Required task → From the data that follows, copy every line holding the string "supplemental".

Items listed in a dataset
--*--
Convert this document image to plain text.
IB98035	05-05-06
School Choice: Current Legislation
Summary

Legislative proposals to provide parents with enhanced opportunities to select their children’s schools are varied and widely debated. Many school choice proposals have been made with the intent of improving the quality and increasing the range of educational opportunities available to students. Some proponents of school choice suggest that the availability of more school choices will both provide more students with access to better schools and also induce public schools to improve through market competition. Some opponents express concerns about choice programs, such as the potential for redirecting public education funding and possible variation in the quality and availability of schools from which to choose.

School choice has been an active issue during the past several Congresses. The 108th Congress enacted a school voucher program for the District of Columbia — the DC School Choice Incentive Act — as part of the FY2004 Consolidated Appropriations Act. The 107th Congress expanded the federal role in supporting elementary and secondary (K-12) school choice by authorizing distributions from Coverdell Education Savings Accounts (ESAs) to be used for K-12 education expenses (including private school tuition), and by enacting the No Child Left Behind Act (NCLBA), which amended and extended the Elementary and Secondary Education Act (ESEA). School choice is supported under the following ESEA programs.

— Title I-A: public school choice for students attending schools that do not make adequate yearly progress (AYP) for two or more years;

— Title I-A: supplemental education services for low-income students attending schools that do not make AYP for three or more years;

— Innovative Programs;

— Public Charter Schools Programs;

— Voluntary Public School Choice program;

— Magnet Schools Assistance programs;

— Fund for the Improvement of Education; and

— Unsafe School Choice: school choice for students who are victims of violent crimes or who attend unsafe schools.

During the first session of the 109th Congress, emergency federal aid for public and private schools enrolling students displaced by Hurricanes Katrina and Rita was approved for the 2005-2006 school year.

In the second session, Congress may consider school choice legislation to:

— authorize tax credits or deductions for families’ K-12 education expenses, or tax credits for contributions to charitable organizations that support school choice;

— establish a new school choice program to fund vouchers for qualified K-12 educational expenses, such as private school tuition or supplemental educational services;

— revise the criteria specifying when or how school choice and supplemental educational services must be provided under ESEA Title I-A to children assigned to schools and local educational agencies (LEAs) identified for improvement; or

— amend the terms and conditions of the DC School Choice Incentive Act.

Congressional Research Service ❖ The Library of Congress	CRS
--*--
Response →
— Title I-A: supplemental education services for low-income students attending schools that do not make AYP for three or more years;
— establish a new school choice program to fund vouchers for qualified K-12 educational expenses, such as private school tuition or supplemental educational services;
— revise the criteria specifying when or how school choice and supplemental educational services must be provided under ESEA Title I-A to children assigned to schools and local educational agencies (LEAs) identified for improvement; or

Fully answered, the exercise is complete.